[BEGIN Entries supplied]

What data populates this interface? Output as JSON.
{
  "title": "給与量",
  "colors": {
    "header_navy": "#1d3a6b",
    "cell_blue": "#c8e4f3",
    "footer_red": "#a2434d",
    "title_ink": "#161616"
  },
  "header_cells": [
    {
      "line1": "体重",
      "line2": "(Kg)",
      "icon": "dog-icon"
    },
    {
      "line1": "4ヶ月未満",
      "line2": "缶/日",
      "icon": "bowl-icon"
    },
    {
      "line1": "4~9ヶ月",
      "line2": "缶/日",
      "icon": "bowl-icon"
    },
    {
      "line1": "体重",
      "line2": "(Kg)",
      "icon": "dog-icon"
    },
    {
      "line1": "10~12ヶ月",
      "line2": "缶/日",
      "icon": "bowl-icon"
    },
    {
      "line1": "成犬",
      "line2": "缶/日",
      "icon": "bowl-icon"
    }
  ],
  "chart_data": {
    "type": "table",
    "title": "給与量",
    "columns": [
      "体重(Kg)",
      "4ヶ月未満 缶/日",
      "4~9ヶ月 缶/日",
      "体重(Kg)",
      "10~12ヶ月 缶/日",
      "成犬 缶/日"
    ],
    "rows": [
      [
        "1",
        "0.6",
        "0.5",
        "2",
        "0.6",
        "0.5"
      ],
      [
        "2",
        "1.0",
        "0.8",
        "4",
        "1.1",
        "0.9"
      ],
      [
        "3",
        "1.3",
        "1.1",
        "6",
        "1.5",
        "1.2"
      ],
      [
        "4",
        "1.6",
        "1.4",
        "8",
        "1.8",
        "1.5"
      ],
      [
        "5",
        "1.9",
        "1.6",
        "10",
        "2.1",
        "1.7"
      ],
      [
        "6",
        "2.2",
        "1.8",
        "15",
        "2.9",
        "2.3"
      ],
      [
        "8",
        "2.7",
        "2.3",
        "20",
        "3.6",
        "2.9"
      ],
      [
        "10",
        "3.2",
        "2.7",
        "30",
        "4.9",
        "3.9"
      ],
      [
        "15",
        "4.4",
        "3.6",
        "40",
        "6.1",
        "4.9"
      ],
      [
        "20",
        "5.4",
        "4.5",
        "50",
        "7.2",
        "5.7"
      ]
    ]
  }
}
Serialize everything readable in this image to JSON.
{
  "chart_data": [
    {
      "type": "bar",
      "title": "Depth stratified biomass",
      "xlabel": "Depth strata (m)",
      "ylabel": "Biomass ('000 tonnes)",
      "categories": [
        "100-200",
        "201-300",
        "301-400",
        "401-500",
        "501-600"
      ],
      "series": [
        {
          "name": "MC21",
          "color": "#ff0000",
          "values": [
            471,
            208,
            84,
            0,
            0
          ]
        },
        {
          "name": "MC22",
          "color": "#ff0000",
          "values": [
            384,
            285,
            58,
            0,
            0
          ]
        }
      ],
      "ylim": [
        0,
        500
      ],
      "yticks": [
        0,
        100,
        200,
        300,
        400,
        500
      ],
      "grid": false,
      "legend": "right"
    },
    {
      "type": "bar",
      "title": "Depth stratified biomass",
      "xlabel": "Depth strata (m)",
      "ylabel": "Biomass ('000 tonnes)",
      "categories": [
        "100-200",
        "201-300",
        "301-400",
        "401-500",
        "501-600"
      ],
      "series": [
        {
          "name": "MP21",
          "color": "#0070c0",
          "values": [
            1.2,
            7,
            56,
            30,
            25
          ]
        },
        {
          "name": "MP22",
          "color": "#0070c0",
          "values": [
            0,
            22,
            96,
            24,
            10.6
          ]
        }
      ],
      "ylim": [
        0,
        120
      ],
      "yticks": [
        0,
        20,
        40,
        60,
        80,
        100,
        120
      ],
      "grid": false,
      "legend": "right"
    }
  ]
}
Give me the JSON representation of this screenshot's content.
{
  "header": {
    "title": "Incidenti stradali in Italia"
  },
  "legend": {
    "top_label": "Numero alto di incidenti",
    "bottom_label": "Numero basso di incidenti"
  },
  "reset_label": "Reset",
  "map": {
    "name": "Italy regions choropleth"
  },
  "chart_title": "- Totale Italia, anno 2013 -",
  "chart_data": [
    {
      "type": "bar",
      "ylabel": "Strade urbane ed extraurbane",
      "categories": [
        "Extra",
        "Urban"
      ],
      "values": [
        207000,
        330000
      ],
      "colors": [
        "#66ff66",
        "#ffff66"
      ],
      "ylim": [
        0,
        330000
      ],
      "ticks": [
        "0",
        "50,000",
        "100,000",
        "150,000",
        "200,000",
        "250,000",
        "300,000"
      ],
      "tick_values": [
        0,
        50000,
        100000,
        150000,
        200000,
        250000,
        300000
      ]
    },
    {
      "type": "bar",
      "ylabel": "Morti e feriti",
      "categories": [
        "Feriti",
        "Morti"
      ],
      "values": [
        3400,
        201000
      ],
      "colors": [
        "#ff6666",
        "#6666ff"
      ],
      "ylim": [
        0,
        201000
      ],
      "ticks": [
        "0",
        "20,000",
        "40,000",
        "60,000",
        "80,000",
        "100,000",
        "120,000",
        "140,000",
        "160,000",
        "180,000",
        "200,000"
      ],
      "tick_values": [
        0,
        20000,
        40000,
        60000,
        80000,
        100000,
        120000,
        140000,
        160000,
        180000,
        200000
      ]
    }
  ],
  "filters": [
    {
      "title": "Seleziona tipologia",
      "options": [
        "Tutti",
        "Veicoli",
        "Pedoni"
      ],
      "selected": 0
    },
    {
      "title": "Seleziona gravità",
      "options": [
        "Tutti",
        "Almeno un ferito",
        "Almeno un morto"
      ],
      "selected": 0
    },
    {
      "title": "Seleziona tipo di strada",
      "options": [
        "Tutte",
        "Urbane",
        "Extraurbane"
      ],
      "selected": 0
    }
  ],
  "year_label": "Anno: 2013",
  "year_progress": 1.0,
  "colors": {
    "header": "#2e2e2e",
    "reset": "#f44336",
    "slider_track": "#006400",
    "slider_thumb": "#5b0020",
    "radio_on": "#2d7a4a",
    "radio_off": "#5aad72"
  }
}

[END Entries supplied]

What the task asks: Extract each line from the listing above, please, and repeat it exactly.

Result for this task:
What data populates this interface? Output as JSON.
{
  "title": "給与量",
  "colors": {
    "header_navy": "#1d3a6b",
    "cell_blue": "#c8e4f3",
    "footer_red": "#a2434d",
    "title_ink": "#161616"
  },
  "header_cells": [
    {
      "line1": "体重",
      "line2": "(Kg)",
      "icon": "dog-icon"
    },
    {
      "line1": "4ヶ月未満",
      "line2": "缶/日",
      "icon": "bowl-icon"
    },
    {
      "line1": "4~9ヶ月",
      "line2": "缶/日",
      "icon": "bowl-icon"
    },
    {
      "line1": "体重",
      "line2": "(Kg)",
      "icon": "dog-icon"
    },
    {
      "line1": "10~12ヶ月",
      "line2": "缶/日",
      "icon": "bowl-icon"
    },
    {
      "line1": "成犬",
      "line2": "缶/日",
      "icon": "bowl-icon"
    }
  ],
  "chart_data": {
    "type": "table",
    "title": "給与量",
    "columns": [
      "体重(Kg)",
      "4ヶ月未満 缶/日",
      "4~9ヶ月 缶/日",
      "体重(Kg)",
      "10~12ヶ月 缶/日",
      "成犬 缶/日"
    ],
    "rows": [
      [
        "1",
        "0.6",
        "0.5",
        "2",
        "0.6",
        "0.5"
      ],
      [
        "2",
        "1.0",
        "0.8",
        "4",
        "1.1",
        "0.9"
      ],
      [
        "3",
        "1.3",
        "1.1",
        "6",
        "1.5",
        "1.2"
      ],
      [
        "4",
        "1.6",
        "1.4",
        "8",
        "1.8",
        "1.5"
      ],
      [
        "5",
        "1.9",
        "1.6",
        "10",
        "2.1",
        "1.7"
      ],
      [
        "6",
        "2.2",
        "1.8",
        "15",
        "2.9",
        "2.3"
      ],
      [
        "8",
        "2.7",
        "2.3",
        "20",
        "3.6",
        "2.9"
      ],
      [
        "10",
        "3.2",
        "2.7",
        "30",
        "4.9",
        "3.9"
      ],
      [
        "15",
        "4.4",
        "3.6",
        "40",
        "6.1",
        "4.9"
      ],
      [
        "20",
        "5.4",
        "4.5",
        "50",
        "7.2",
        "5.7"
      ]
    ]
  }
}
Serialize everything readable in this image to JSON.
{
  "chart_data": [
    {
      "type": "bar",
      "title": "Depth stratified biomass",
      "xlabel": "Depth strata (m)",
      "ylabel": "Biomass ('000 tonnes)",
      "categories": [
        "100-200",
        "201-300",
        "301-400",
        "401-500",
        "501-600"
      ],
      "series": [
        {
          "name": "MC21",
          "color": "#ff0000",
          "values": [
            471,
            208,
            84,
            0,
            0
          ]
        },
        {
          "name": "MC22",
          "color": "#ff0000",
          "values": [
            384,
            285,
            58,
            0,
            0
          ]
        }
      ],
      "ylim": [
        0,
        500
      ],
      "yticks": [
        0,
        100,
        200,
        300,
        400,
        500
      ],
      "grid": false,
      "legend": "right"
    },
    {
      "type": "bar",
      "title": "Depth stratified biomass",
      "xlabel": "Depth strata (m)",
      "ylabel": "Biomass ('000 tonnes)",
      "categories": [
        "100-200",
        "201-300",
        "301-400",
        "401-500",
        "501-600"
      ],
      "series": [
        {
          "name": "MP21",
          "color": "#0070c0",
          "values": [
            1.2,
            7,
            56,
            30,
            25
          ]
        },
        {
          "name": "MP22",
          "color": "#0070c0",
          "values": [
            0,
            22,
            96,
            24,
            10.6
          ]
        }
      ],
      "ylim": [
        0,
        120
      ],
      "yticks": [
        0,
        20,
        40,
        60,
        80,
        100,
        120
      ],
      "grid": false,
      "legend": "right"
    }
  ]
}
Give me the JSON representation of this screenshot's content.
{
  "header": {
    "title": "Incidenti stradali in Italia"
  },
  "legend": {
    "top_label": "Numero alto di incidenti",
    "bottom_label": "Numero basso di incidenti"
  },
  "reset_label": "Reset",
  "map": {
    "name": "Italy regions choropleth"
  },
  "chart_title": "- Totale Italia, anno 2013 -",
  "chart_data": [
    {
      "type": "bar",
      "ylabel": "Strade urbane ed extraurbane",
      "categories": [
        "Extra",
        "Urban"
      ],
      "values": [
        207000,
        330000
      ],
      "colors": [
        "#66ff66",
        "#ffff66"
      ],
      "ylim": [
        0,
        330000
      ],
      "ticks": [
        "0",
        "50,000",
        "100,000",
        "150,000",
        "200,000",
        "250,000",
        "300,000"
      ],
      "tick_values": [
        0,
        50000,
        100000,
        150000,
        200000,
        250000,
        300000
      ]
    },
    {
      "type": "bar",
      "ylabel": "Morti e feriti",
      "categories": [
        "Feriti",
        "Morti"
      ],
      "values": [
        3400,
        201000
      ],
      "colors": [
        "#ff6666",
        "#6666ff"
      ],
      "ylim": [
        0,
        201000
      ],
      "ticks": [
        "0",
        "20,000",
        "40,000",
        "60,000",
        "80,000",
        "100,000",
        "120,000",
        "140,000",
        "160,000",
        "180,000",
        "200,000"
      ],
      "tick_values": [
        0,
        20000,
        40000,
        60000,
        80000,
        100000,
        120000,
        140000,
        160000,
        180000,
        200000
      ]
    }
  ],
  "filters": [
    {
      "title": "Seleziona tipologia",
      "options": [
        "Tutti",
        "Veicoli",
        "Pedoni"
      ],
      "selected": 0
    },
    {
      "title": "Seleziona gravità",
      "options": [
        "Tutti",
        "Almeno un ferito",
        "Almeno un morto"
      ],
      "selected": 0
    },
    {
      "title": "Seleziona tipo di strada",
      "options": [
        "Tutte",
        "Urbane",
        "Extraurbane"
      ],
      "selected": 0
    }
  ],
  "year_label": "Anno: 2013",
  "year_progress": 1.0,
  "colors": {
    "header": "#2e2e2e",
    "reset": "#f44336",
    "slider_track": "#006400",
    "slider_thumb": "#5b0020",
    "radio_on": "#2d7a4a",
    "radio_off": "#5aad72"
  }
}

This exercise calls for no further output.